### THE EXERCISE:
All entries are to be quoted exactly; the images stay out of the copy.

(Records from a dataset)
----
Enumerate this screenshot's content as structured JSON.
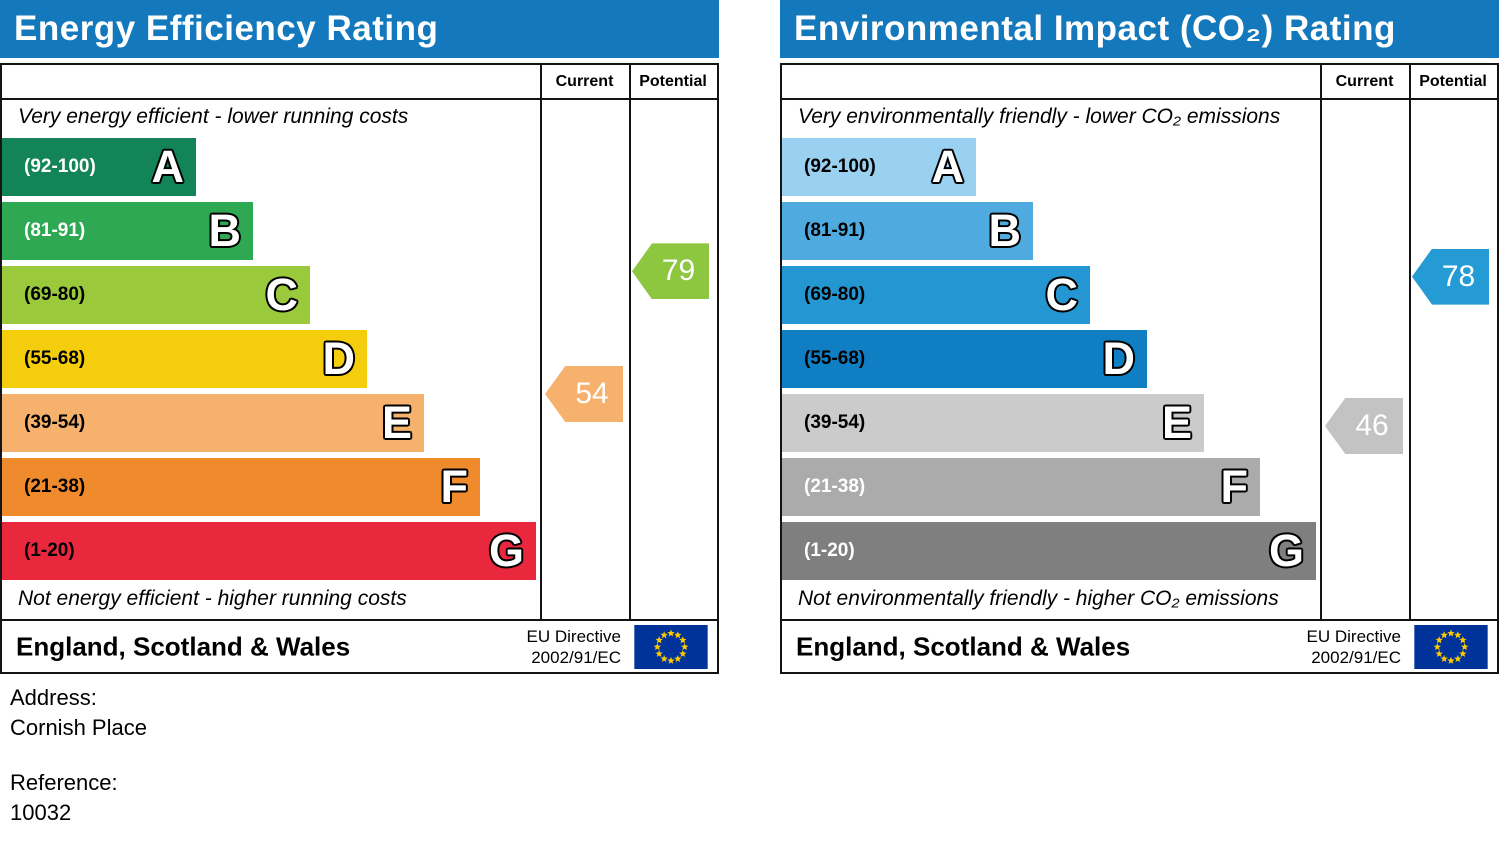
{
  "chart_data": [
    {
      "type": "bar",
      "title": "Energy Efficiency Rating",
      "categories": [
        "A (92-100)",
        "B (81-91)",
        "C (69-80)",
        "D (55-68)",
        "E (39-54)",
        "F (21-38)",
        "G (1-20)"
      ],
      "scale": [
        1,
        100
      ],
      "series": [
        {
          "name": "Current",
          "values": [
            54
          ],
          "band": "E"
        },
        {
          "name": "Potential",
          "values": [
            79
          ],
          "band": "C"
        }
      ],
      "annotations": [
        "Very energy efficient - lower running costs",
        "Not energy efficient - higher running costs"
      ],
      "footer": "England, Scotland & Wales",
      "directive": "EU Directive 2002/91/EC"
    },
    {
      "type": "bar",
      "title": "Environmental Impact (CO₂) Rating",
      "categories": [
        "A (92-100)",
        "B (81-91)",
        "C (69-80)",
        "D (55-68)",
        "E (39-54)",
        "F (21-38)",
        "G (1-20)"
      ],
      "scale": [
        1,
        100
      ],
      "series": [
        {
          "name": "Current",
          "values": [
            46
          ],
          "band": "E"
        },
        {
          "name": "Potential",
          "values": [
            78
          ],
          "band": "C"
        }
      ],
      "annotations": [
        "Very environmentally friendly - lower CO₂ emissions",
        "Not environmentally friendly - higher CO₂ emissions"
      ],
      "footer": "England, Scotland & Wales",
      "directive": "EU Directive 2002/91/EC"
    }
  ],
  "panels": [
    {
      "title": "Energy Efficiency Rating",
      "columns": {
        "current": "Current",
        "potential": "Potential"
      },
      "top_note": "Very energy efficient - lower running costs",
      "bottom_note": "Not energy efficient - higher running costs",
      "bands": [
        {
          "range": "(92-100)",
          "letter": "A",
          "min": 92,
          "max": 100,
          "color": "#128457",
          "text_color": "#ffffff"
        },
        {
          "range": "(81-91)",
          "letter": "B",
          "min": 81,
          "max": 91,
          "color": "#2ea852",
          "text_color": "#ffffff"
        },
        {
          "range": "(69-80)",
          "letter": "C",
          "min": 69,
          "max": 80,
          "color": "#9aca3b",
          "text_color": "#000000"
        },
        {
          "range": "(55-68)",
          "letter": "D",
          "min": 55,
          "max": 68,
          "color": "#f4cd0d",
          "text_color": "#000000"
        },
        {
          "range": "(39-54)",
          "letter": "E",
          "min": 39,
          "max": 54,
          "color": "#f6b26d",
          "text_color": "#000000"
        },
        {
          "range": "(21-38)",
          "letter": "F",
          "min": 21,
          "max": 38,
          "color": "#ef8b2c",
          "text_color": "#000000"
        },
        {
          "range": "(1-20)",
          "letter": "G",
          "min": 1,
          "max": 20,
          "color": "#e9283e",
          "text_color": "#000000"
        }
      ],
      "current": {
        "value": 54,
        "color": "#f6b26d"
      },
      "potential": {
        "value": 79,
        "color": "#8dc63f"
      },
      "footer": {
        "region": "England, Scotland & Wales",
        "directive_line1": "EU Directive",
        "directive_line2": "2002/91/EC"
      }
    },
    {
      "title": "Environmental Impact (CO₂) Rating",
      "columns": {
        "current": "Current",
        "potential": "Potential"
      },
      "top_note": "Very environmentally friendly - lower CO₂ emissions",
      "bottom_note": "Not environmentally friendly - higher CO₂ emissions",
      "bands": [
        {
          "range": "(92-100)",
          "letter": "A",
          "min": 92,
          "max": 100,
          "color": "#9ad0f0",
          "text_color": "#000000"
        },
        {
          "range": "(81-91)",
          "letter": "B",
          "min": 81,
          "max": 91,
          "color": "#4fabdf",
          "text_color": "#000000"
        },
        {
          "range": "(69-80)",
          "letter": "C",
          "min": 69,
          "max": 80,
          "color": "#2496d1",
          "text_color": "#000000"
        },
        {
          "range": "(55-68)",
          "letter": "D",
          "min": 55,
          "max": 68,
          "color": "#0f7ec2",
          "text_color": "#000000"
        },
        {
          "range": "(39-54)",
          "letter": "E",
          "min": 39,
          "max": 54,
          "color": "#cbcbcb",
          "text_color": "#000000"
        },
        {
          "range": "(21-38)",
          "letter": "F",
          "min": 21,
          "max": 38,
          "color": "#ababab",
          "text_color": "#ffffff"
        },
        {
          "range": "(1-20)",
          "letter": "G",
          "min": 1,
          "max": 20,
          "color": "#7f7f7f",
          "text_color": "#ffffff"
        }
      ],
      "current": {
        "value": 46,
        "color": "#c3c3c3"
      },
      "potential": {
        "value": 78,
        "color": "#259bd6"
      },
      "footer": {
        "region": "England, Scotland & Wales",
        "directive_line1": "EU Directive",
        "directive_line2": "2002/91/EC"
      }
    }
  ],
  "eu_flag": {
    "background": "#003399",
    "stars": "#ffcc00"
  },
  "header_color": "#1478bd",
  "address": {
    "label": "Address:",
    "value": "Cornish Place",
    "reference_label": "Reference:",
    "reference_value": "10032"
  }
}
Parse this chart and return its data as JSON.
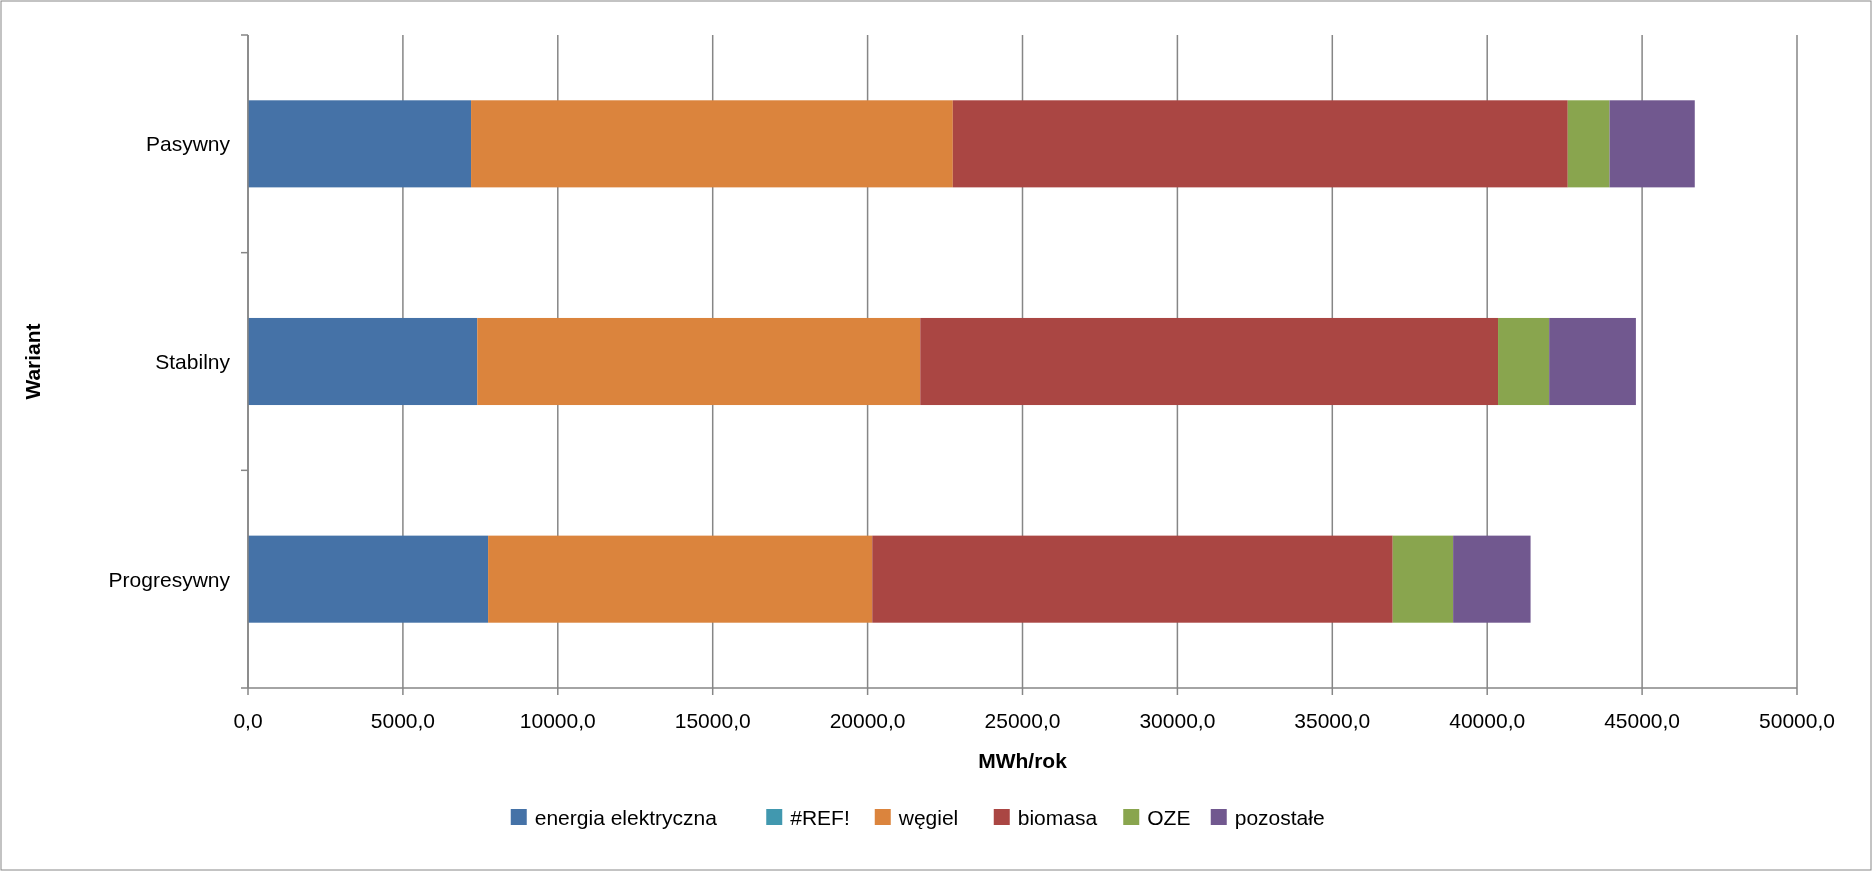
{
  "chart_data": {
    "type": "bar",
    "orientation": "horizontal",
    "stacked": true,
    "xlabel": "MWh/rok",
    "ylabel": "Wariant",
    "categories": [
      "Pasywny",
      "Stabilny",
      "Progresywny"
    ],
    "series": [
      {
        "name": "energia elektryczna",
        "color": "#4572a7",
        "values": [
          7200,
          7400,
          7750
        ]
      },
      {
        "name": "#REF!",
        "color": "#4198af",
        "values": [
          0,
          0,
          0
        ]
      },
      {
        "name": "węgiel",
        "color": "#db843d",
        "values": [
          15550,
          14300,
          12400
        ]
      },
      {
        "name": "biomasa",
        "color": "#aa4643",
        "values": [
          19850,
          18650,
          16800
        ]
      },
      {
        "name": "OZE",
        "color": "#89a54e",
        "values": [
          1350,
          1650,
          1950
        ]
      },
      {
        "name": "pozostałe",
        "color": "#71588f",
        "values": [
          2750,
          2800,
          2500
        ]
      }
    ],
    "xlim": [
      0,
      50000
    ],
    "xticks": [
      {
        "value": 0,
        "label": "0,0"
      },
      {
        "value": 5000,
        "label": "5000,0"
      },
      {
        "value": 10000,
        "label": "10000,0"
      },
      {
        "value": 15000,
        "label": "15000,0"
      },
      {
        "value": 20000,
        "label": "20000,0"
      },
      {
        "value": 25000,
        "label": "25000,0"
      },
      {
        "value": 30000,
        "label": "30000,0"
      },
      {
        "value": 35000,
        "label": "35000,0"
      },
      {
        "value": 40000,
        "label": "40000,0"
      },
      {
        "value": 45000,
        "label": "45000,0"
      },
      {
        "value": 50000,
        "label": "50000,0"
      }
    ],
    "grid": "x",
    "legend": "bottom"
  }
}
----
### EXERCISE ANSWER:
Enumerate this screenshot's content as structured JSON.
{
  "chart_data": [
    {
      "type": "bar",
      "title": "Energy Efficiency Rating",
      "categories": [
        "A (92-100)",
        "B (81-91)",
        "C (69-80)",
        "D (55-68)",
        "E (39-54)",
        "F (21-38)",
        "G (1-20)"
      ],
      "scale": [
        1,
        100
      ],
      "series": [
        {
          "name": "Current",
          "values": [
            54
          ],
          "band": "E"
        },
        {
          "name": "Potential",
          "values": [
            79
          ],
          "band": "C"
        }
      ],
      "annotations": [
        "Very energy efficient - lower running costs",
        "Not energy efficient - higher running costs"
      ],
      "footer": "England, Scotland & Wales",
      "directive": "EU Directive 2002/91/EC"
    },
    {
      "type": "bar",
      "title": "Environmental Impact (CO₂) Rating",
      "categories": [
        "A (92-100)",
        "B (81-91)",
        "C (69-80)",
        "D (55-68)",
        "E (39-54)",
        "F (21-38)",
        "G (1-20)"
      ],
      "scale": [
        1,
        100
      ],
      "series": [
        {
          "name": "Current",
          "values": [
            46
          ],
          "band": "E"
        },
        {
          "name": "Potential",
          "values": [
            78
          ],
          "band": "C"
        }
      ],
      "annotations": [
        "Very environmentally friendly - lower CO₂ emissions",
        "Not environmentally friendly - higher CO₂ emissions"
      ],
      "footer": "England, Scotland & Wales",
      "directive": "EU Directive 2002/91/EC"
    }
  ],
  "panels": [
    {
      "title": "Energy Efficiency Rating",
      "columns": {
        "current": "Current",
        "potential": "Potential"
      },
      "top_note": "Very energy efficient - lower running costs",
      "bottom_note": "Not energy efficient - higher running costs",
      "bands": [
        {
          "range": "(92-100)",
          "letter": "A",
          "min": 92,
          "max": 100,
          "color": "#128457",
          "text_color": "#ffffff"
        },
        {
          "range": "(81-91)",
          "letter": "B",
          "min": 81,
          "max": 91,
          "color": "#2ea852",
          "text_color": "#ffffff"
        },
        {
          "range": "(69-80)",
          "letter": "C",
          "min": 69,
          "max": 80,
          "color": "#9aca3b",
          "text_color": "#000000"
        },
        {
          "range": "(55-68)",
          "letter": "D",
          "min": 55,
          "max": 68,
          "color": "#f4cd0d",
          "text_color": "#000000"
        },
        {
          "range": "(39-54)",
          "letter": "E",
          "min": 39,
          "max": 54,
          "color": "#f6b26d",
          "text_color": "#000000"
        },
        {
          "range": "(21-38)",
          "letter": "F",
          "min": 21,
          "max": 38,
          "color": "#ef8b2c",
          "text_color": "#000000"
        },
        {
          "range": "(1-20)",
          "letter": "G",
          "min": 1,
          "max": 20,
          "color": "#e9283e",
          "text_color": "#000000"
        }
      ],
      "current": {
        "value": 54,
        "color": "#f6b26d"
      },
      "potential": {
        "value": 79,
        "color": "#8dc63f"
      },
      "footer": {
        "region": "England, Scotland & Wales",
        "directive_line1": "EU Directive",
        "directive_line2": "2002/91/EC"
      }
    },
    {
      "title": "Environmental Impact (CO₂) Rating",
      "columns": {
        "current": "Current",
        "potential": "Potential"
      },
      "top_note": "Very environmentally friendly - lower CO₂ emissions",
      "bottom_note": "Not environmentally friendly - higher CO₂ emissions",
      "bands": [
        {
          "range": "(92-100)",
          "letter": "A",
          "min": 92,
          "max": 100,
          "color": "#9ad0f0",
          "text_color": "#000000"
        },
        {
          "range": "(81-91)",
          "letter": "B",
          "min": 81,
          "max": 91,
          "color": "#4fabdf",
          "text_color": "#000000"
        },
        {
          "range": "(69-80)",
          "letter": "C",
          "min": 69,
          "max": 80,
          "color": "#2496d1",
          "text_color": "#000000"
        },
        {
          "range": "(55-68)",
          "letter": "D",
          "min": 55,
          "max": 68,
          "color": "#0f7ec2",
          "text_color": "#000000"
        },
        {
          "range": "(39-54)",
          "letter": "E",
          "min": 39,
          "max": 54,
          "color": "#cbcbcb",
          "text_color": "#000000"
        },
        {
          "range": "(21-38)",
          "letter": "F",
          "min": 21,
          "max": 38,
          "color": "#ababab",
          "text_color": "#ffffff"
        },
        {
          "range": "(1-20)",
          "letter": "G",
          "min": 1,
          "max": 20,
          "color": "#7f7f7f",
          "text_color": "#ffffff"
        }
      ],
      "current": {
        "value": 46,
        "color": "#c3c3c3"
      },
      "potential": {
        "value": 78,
        "color": "#259bd6"
      },
      "footer": {
        "region": "England, Scotland & Wales",
        "directive_line1": "EU Directive",
        "directive_line2": "2002/91/EC"
      }
    }
  ],
  "eu_flag": {
    "background": "#003399",
    "stars": "#ffcc00"
  },
  "header_color": "#1478bd",
  "address": {
    "label": "Address:",
    "value": "Cornish Place",
    "reference_label": "Reference:",
    "reference_value": "10032"
  }
}
Parse this chart and return its data as JSON.
{
  "chart_data": {
    "type": "bar",
    "orientation": "horizontal",
    "stacked": true,
    "xlabel": "MWh/rok",
    "ylabel": "Wariant",
    "categories": [
      "Pasywny",
      "Stabilny",
      "Progresywny"
    ],
    "series": [
      {
        "name": "energia elektryczna",
        "color": "#4572a7",
        "values": [
          7200,
          7400,
          7750
        ]
      },
      {
        "name": "#REF!",
        "color": "#4198af",
        "values": [
          0,
          0,
          0
        ]
      },
      {
        "name": "węgiel",
        "color": "#db843d",
        "values": [
          15550,
          14300,
          12400
        ]
      },
      {
        "name": "biomasa",
        "color": "#aa4643",
        "values": [
          19850,
          18650,
          16800
        ]
      },
      {
        "name": "OZE",
        "color": "#89a54e",
        "values": [
          1350,
          1650,
          1950
        ]
      },
      {
        "name": "pozostałe",
        "color": "#71588f",
        "values": [
          2750,
          2800,
          2500
        ]
      }
    ],
    "xlim": [
      0,
      50000
    ],
    "xticks": [
      {
        "value": 0,
        "label": "0,0"
      },
      {
        "value": 5000,
        "label": "5000,0"
      },
      {
        "value": 10000,
        "label": "10000,0"
      },
      {
        "value": 15000,
        "label": "15000,0"
      },
      {
        "value": 20000,
        "label": "20000,0"
      },
      {
        "value": 25000,
        "label": "25000,0"
      },
      {
        "value": 30000,
        "label": "30000,0"
      },
      {
        "value": 35000,
        "label": "35000,0"
      },
      {
        "value": 40000,
        "label": "40000,0"
      },
      {
        "value": 45000,
        "label": "45000,0"
      },
      {
        "value": 50000,
        "label": "50000,0"
      }
    ],
    "grid": "x",
    "legend": "bottom"
  }
}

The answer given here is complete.